**Task requirements:**
In the copy, include every entry exactly but none of the images.

**Information shown:**

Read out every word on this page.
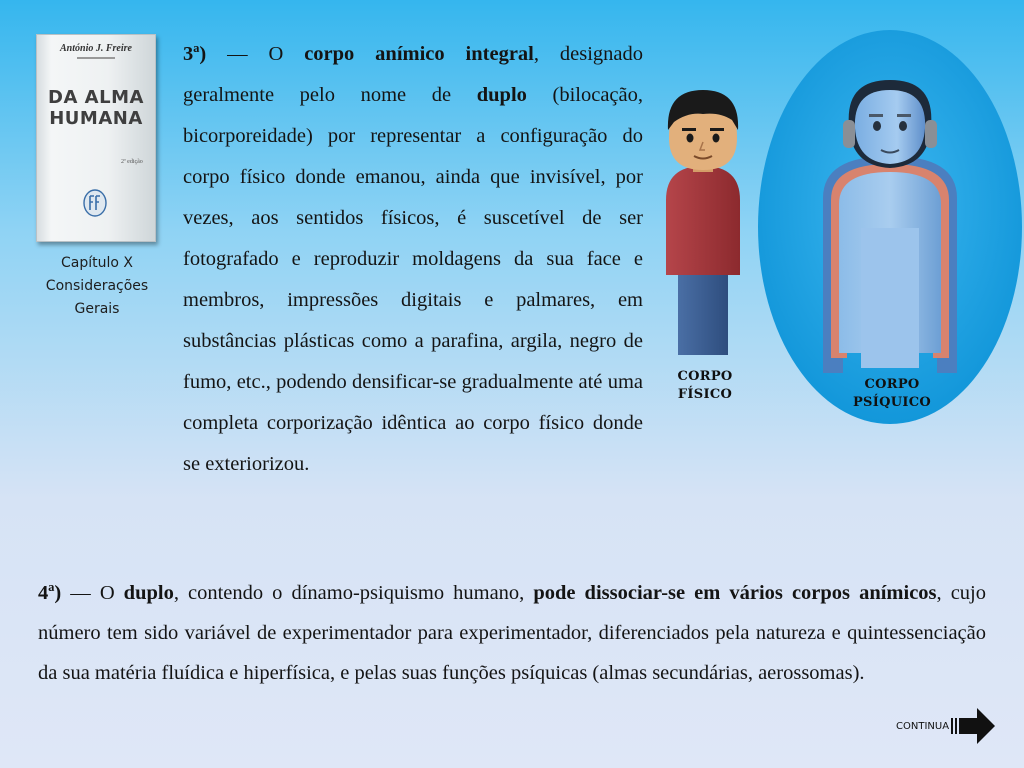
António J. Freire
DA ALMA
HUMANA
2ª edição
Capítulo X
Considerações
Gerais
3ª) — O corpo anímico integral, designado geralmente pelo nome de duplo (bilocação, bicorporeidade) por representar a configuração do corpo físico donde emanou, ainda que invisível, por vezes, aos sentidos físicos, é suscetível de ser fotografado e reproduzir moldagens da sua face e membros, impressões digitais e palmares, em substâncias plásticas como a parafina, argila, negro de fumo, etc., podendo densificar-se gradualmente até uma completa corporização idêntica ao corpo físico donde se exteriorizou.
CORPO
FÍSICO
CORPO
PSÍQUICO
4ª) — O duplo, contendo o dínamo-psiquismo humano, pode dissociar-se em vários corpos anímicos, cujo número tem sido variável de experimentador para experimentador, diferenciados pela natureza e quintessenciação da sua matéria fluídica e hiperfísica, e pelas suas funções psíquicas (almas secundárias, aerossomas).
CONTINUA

**Solution to the problem:**
Read out every word on this page.
António J. Freire
DA ALMA
HUMANA
2ª edição
Capítulo X
Considerações
Gerais
3ª) — O corpo anímico integral, designado geralmente pelo nome de duplo (bilocação, bicorporeidade) por representar a configuração do corpo físico donde emanou, ainda que invisível, por vezes, aos sentidos físicos, é suscetível de ser fotografado e reproduzir moldagens da sua face e membros, impressões digitais e palmares, em substâncias plásticas como a parafina, argila, negro de fumo, etc., podendo densificar-se gradualmente até uma completa corporização idêntica ao corpo físico donde se exteriorizou.
CORPO
FÍSICO
CORPO
PSÍQUICO
4ª) — O duplo, contendo o dínamo-psiquismo humano, pode dissociar-se em vários corpos anímicos, cujo número tem sido variável de experimentador para experimentador, diferenciados pela natureza e quintessenciação da sua matéria fluídica e hiperfísica, e pelas suas funções psíquicas (almas secundárias, aerossomas).
CONTINUA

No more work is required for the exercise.